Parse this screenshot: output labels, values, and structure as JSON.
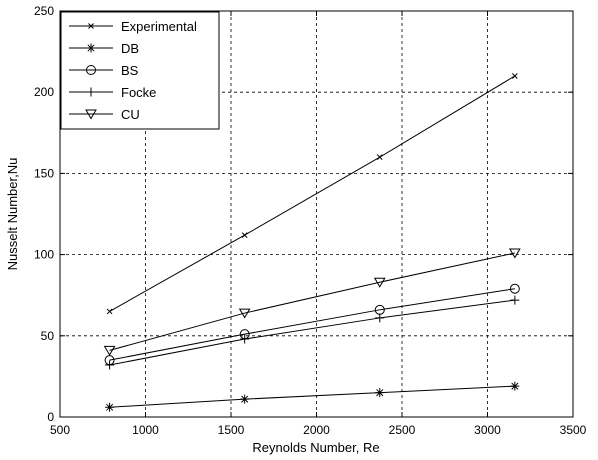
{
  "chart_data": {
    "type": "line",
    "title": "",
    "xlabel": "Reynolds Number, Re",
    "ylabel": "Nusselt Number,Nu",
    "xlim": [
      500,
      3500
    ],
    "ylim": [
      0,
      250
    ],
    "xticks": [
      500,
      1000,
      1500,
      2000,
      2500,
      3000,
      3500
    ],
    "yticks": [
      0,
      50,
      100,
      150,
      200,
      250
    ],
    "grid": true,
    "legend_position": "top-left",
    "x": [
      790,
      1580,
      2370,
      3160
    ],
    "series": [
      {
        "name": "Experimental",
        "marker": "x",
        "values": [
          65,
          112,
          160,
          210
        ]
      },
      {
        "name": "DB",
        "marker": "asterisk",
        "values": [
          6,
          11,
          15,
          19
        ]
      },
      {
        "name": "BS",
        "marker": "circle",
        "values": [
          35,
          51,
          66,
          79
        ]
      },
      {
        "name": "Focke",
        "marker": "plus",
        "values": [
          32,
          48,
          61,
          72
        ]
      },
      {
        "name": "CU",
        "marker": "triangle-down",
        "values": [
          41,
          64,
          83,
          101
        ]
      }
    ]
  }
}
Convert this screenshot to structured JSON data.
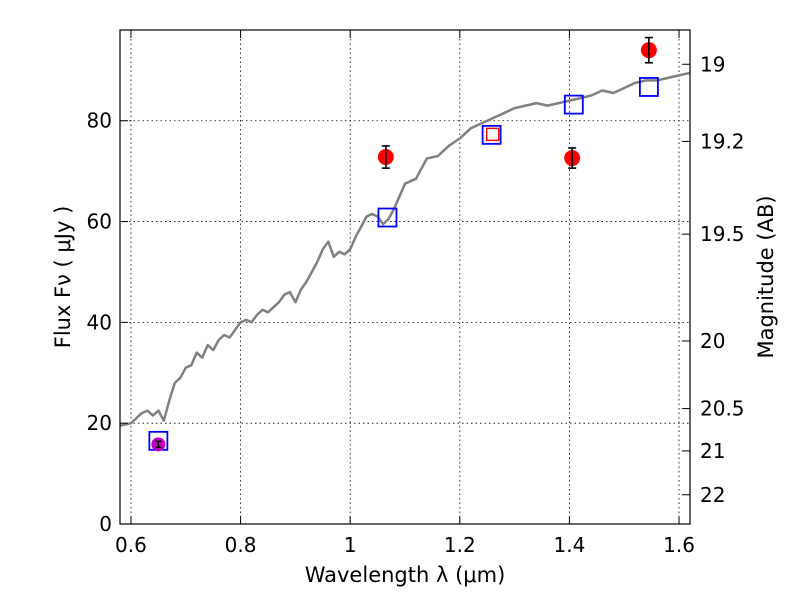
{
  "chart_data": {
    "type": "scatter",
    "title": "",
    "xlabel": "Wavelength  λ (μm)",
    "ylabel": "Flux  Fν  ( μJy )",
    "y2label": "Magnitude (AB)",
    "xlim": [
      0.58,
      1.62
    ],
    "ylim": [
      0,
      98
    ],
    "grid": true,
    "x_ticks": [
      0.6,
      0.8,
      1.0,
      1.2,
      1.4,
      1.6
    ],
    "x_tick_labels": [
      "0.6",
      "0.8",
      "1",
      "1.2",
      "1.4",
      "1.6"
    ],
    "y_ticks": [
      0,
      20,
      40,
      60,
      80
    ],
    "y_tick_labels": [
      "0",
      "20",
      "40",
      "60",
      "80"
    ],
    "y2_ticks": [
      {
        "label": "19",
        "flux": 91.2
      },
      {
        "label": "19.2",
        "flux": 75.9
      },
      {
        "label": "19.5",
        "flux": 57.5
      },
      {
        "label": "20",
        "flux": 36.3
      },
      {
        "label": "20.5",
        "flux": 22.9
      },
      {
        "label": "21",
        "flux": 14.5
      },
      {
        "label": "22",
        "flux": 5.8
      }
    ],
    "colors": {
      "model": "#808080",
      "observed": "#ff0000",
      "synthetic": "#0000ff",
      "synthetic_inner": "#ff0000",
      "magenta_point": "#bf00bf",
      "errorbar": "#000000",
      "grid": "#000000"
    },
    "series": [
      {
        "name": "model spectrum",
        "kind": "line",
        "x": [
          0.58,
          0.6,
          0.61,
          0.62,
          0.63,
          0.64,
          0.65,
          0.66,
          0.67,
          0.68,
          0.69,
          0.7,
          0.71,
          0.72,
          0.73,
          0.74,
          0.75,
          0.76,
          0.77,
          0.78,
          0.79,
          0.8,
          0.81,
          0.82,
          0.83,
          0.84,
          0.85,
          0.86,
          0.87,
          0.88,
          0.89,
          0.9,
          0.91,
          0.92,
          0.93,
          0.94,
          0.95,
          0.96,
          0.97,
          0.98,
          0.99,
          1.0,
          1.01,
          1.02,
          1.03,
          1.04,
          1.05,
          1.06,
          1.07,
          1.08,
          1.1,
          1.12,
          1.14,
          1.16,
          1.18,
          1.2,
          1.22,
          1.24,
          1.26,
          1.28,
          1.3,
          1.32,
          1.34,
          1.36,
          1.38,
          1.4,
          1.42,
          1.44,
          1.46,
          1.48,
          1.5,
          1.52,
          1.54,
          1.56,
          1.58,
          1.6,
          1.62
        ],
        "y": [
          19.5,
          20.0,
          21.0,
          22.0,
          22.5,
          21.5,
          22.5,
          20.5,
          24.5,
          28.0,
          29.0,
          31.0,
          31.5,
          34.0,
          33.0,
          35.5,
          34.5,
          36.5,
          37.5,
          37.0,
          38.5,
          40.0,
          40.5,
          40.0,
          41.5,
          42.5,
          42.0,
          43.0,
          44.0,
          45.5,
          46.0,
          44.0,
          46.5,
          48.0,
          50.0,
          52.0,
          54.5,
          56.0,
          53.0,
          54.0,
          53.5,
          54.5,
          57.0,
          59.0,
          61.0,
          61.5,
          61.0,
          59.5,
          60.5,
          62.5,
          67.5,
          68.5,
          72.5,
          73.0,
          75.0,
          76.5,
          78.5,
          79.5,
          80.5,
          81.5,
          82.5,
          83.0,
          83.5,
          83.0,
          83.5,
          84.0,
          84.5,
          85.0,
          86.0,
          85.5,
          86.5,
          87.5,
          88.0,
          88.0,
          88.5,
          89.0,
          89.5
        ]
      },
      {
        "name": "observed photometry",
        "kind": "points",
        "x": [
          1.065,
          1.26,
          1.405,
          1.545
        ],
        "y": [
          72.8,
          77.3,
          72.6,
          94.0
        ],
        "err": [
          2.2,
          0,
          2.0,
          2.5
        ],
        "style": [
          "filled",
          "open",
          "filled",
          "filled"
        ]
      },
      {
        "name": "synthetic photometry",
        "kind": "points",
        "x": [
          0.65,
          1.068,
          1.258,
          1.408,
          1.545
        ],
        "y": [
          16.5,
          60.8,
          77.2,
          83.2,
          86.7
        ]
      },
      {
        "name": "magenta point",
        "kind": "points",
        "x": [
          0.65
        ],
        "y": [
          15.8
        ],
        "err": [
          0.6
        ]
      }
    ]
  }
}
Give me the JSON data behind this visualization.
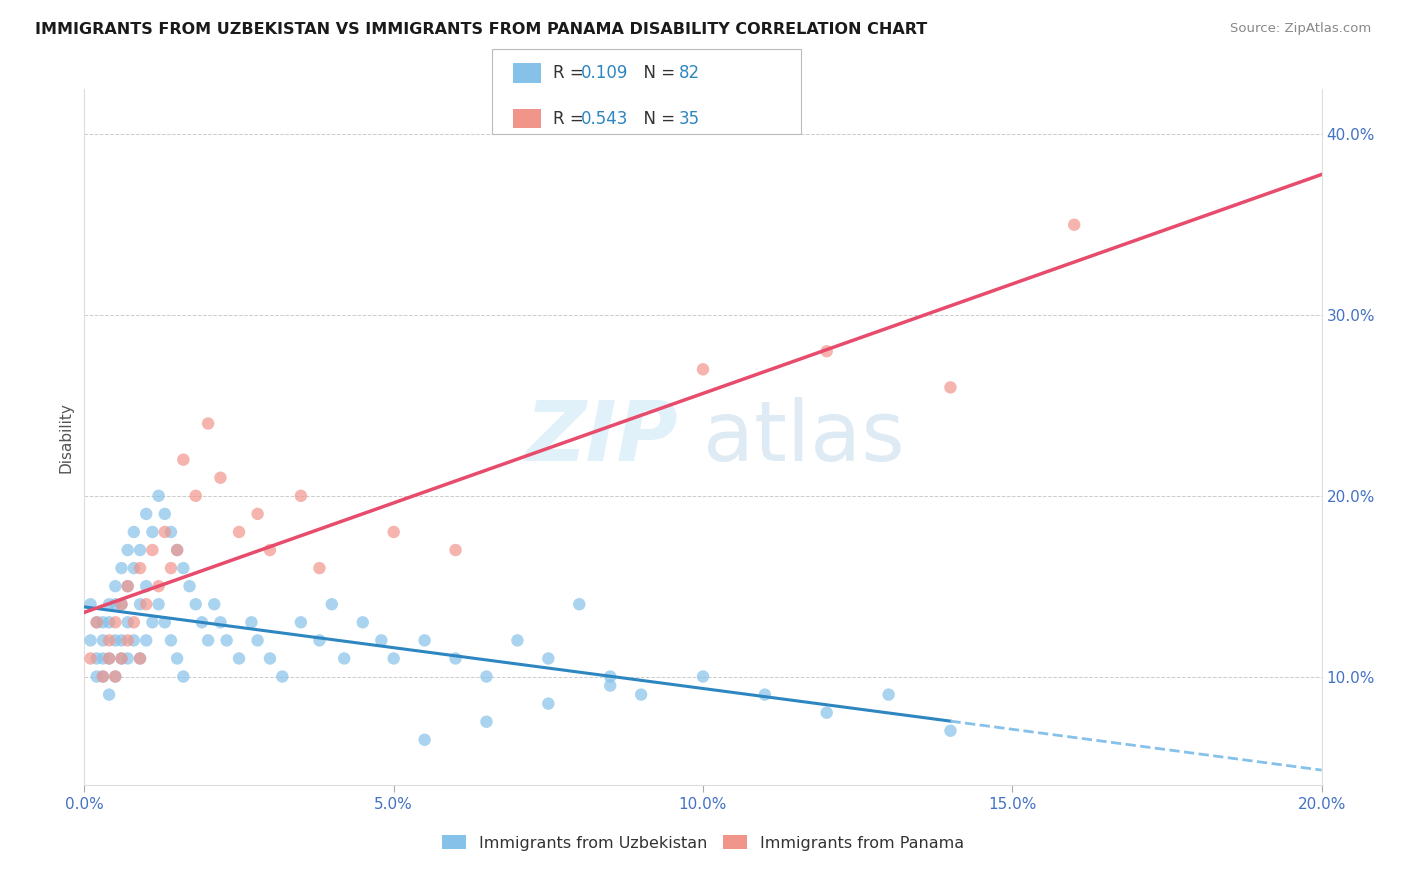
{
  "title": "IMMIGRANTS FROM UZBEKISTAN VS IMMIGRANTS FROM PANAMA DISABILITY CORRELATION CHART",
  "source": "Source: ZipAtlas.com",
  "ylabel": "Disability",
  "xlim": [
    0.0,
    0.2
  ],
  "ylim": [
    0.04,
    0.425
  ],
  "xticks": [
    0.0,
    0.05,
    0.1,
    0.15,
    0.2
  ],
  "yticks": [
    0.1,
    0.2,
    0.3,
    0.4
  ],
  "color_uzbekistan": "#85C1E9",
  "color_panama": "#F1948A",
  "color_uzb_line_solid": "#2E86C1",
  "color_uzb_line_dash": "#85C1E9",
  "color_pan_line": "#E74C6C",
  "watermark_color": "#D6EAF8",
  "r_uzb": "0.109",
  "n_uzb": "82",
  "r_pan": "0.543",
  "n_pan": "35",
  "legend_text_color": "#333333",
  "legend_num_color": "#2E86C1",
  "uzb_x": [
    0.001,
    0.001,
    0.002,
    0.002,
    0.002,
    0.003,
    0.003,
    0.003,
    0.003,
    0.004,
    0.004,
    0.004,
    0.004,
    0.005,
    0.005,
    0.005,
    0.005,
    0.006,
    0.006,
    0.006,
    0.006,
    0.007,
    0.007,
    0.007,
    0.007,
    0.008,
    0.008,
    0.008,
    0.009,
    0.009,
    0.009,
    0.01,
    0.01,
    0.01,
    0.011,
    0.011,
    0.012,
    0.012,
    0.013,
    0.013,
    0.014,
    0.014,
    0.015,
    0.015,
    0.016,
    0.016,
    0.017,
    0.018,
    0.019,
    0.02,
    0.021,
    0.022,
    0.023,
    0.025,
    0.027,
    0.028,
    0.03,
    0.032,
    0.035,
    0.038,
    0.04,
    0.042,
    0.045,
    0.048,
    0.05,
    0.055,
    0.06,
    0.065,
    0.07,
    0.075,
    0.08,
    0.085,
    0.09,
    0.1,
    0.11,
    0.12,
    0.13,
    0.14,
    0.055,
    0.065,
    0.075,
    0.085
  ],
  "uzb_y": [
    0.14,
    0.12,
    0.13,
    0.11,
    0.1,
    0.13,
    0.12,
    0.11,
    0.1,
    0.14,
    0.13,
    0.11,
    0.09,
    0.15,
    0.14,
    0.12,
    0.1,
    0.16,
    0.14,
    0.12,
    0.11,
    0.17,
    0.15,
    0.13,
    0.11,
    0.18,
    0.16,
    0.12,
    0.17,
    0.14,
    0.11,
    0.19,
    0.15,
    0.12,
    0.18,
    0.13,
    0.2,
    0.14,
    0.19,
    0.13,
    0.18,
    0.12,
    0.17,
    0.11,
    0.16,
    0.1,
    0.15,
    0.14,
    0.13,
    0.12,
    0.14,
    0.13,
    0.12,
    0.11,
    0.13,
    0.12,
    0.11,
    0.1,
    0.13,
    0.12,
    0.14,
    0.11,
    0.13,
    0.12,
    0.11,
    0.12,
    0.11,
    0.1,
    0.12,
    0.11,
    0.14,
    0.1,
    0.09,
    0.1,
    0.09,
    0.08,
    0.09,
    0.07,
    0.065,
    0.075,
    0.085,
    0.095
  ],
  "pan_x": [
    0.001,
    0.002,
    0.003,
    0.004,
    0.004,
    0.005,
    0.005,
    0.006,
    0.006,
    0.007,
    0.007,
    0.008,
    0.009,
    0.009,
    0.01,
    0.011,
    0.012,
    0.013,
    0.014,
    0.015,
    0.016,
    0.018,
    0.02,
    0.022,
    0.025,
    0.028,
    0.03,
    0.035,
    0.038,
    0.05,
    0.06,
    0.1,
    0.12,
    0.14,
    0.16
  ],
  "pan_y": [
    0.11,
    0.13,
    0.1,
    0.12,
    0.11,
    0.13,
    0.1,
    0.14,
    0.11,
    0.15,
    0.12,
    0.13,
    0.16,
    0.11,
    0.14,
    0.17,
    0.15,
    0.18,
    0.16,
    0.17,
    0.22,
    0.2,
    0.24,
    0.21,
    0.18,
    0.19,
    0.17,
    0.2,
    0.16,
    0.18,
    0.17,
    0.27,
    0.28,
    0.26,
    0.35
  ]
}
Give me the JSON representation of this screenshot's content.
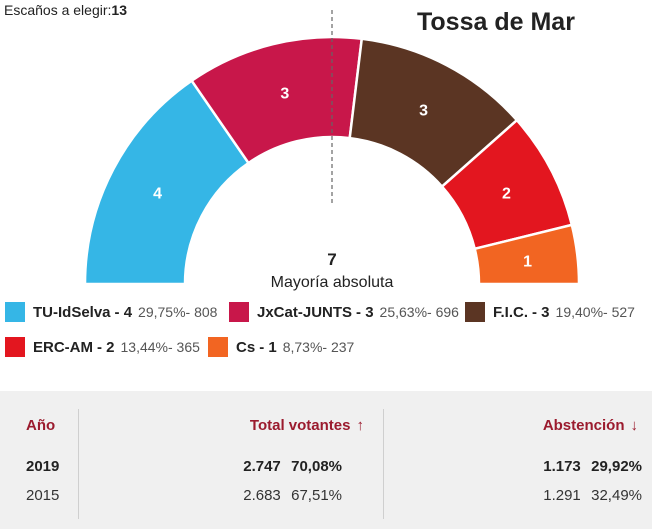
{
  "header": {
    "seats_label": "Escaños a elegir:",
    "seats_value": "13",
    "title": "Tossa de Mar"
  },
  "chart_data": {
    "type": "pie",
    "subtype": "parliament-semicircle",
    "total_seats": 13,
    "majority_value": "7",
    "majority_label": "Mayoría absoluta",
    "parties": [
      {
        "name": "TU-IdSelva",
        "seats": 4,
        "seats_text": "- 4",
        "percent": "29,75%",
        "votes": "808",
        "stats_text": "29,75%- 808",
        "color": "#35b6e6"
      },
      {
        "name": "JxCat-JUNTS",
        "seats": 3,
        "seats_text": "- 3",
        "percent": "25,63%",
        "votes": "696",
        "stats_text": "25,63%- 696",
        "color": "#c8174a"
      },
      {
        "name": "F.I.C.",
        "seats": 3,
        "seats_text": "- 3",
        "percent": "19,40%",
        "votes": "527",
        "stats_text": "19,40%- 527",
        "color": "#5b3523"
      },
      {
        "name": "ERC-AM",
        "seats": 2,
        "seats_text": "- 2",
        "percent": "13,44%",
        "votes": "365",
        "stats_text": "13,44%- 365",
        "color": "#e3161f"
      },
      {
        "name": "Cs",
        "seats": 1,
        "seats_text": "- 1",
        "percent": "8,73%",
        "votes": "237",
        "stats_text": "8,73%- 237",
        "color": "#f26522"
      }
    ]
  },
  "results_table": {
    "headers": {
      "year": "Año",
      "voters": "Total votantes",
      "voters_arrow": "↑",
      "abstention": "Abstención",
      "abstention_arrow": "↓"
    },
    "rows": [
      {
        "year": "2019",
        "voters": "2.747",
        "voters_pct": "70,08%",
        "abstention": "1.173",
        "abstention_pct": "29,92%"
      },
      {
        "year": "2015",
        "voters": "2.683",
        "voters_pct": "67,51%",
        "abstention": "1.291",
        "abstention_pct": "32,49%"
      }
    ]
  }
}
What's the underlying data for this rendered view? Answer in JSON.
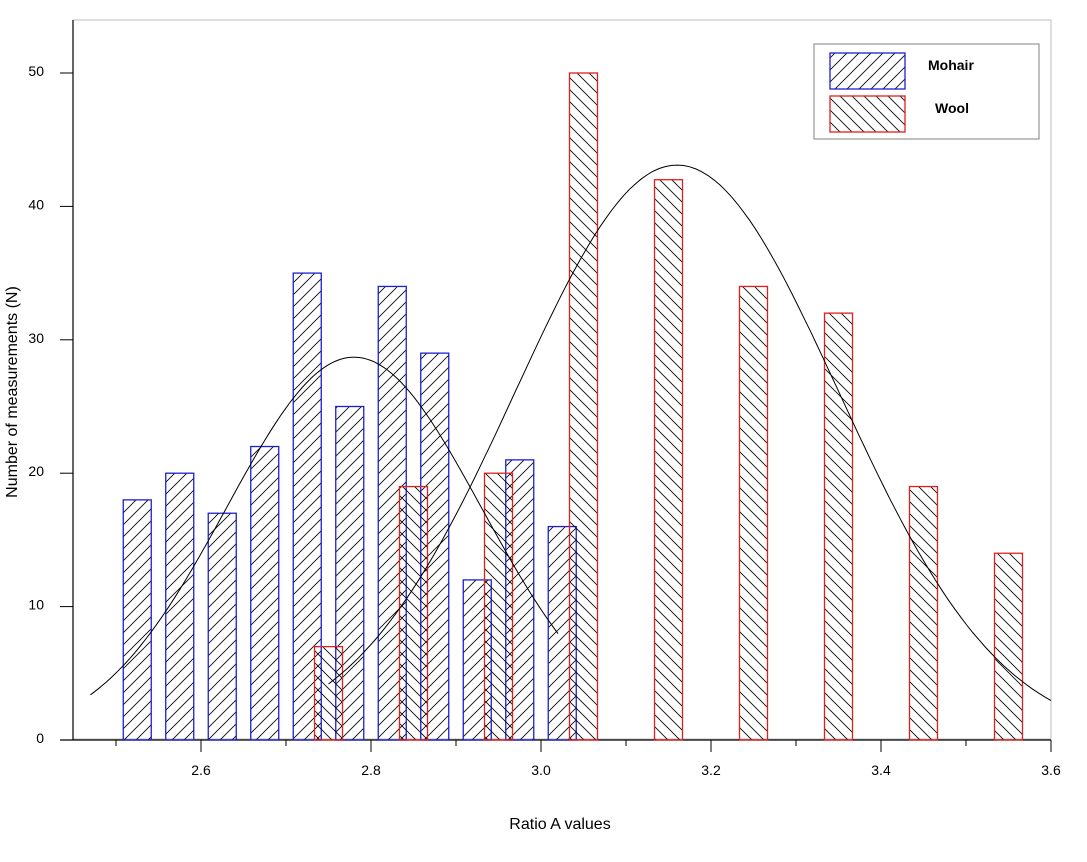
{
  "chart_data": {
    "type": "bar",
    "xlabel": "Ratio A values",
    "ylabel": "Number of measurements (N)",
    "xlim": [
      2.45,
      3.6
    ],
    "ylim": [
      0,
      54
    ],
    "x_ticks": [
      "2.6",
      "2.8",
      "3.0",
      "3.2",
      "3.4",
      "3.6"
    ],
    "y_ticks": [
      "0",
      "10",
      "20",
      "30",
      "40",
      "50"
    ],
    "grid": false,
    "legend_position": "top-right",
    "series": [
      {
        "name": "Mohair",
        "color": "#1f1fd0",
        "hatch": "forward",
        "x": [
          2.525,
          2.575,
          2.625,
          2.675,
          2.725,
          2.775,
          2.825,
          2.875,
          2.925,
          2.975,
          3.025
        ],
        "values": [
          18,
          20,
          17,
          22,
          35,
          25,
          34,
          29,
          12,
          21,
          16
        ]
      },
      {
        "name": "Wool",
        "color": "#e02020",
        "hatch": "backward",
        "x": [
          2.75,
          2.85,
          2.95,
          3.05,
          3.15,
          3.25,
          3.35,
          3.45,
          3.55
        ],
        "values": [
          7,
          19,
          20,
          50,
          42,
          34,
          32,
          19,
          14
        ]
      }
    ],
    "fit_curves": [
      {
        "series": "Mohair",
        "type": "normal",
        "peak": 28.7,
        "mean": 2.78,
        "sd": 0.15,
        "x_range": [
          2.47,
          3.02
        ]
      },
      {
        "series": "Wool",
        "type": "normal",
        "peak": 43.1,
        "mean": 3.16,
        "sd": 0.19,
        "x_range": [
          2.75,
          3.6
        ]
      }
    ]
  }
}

+-------+

Pull out all lines from the listing that contain the string "Give".

Give me the JSON data behind this visualization.
Give me the JSON representation of this screenshot's content.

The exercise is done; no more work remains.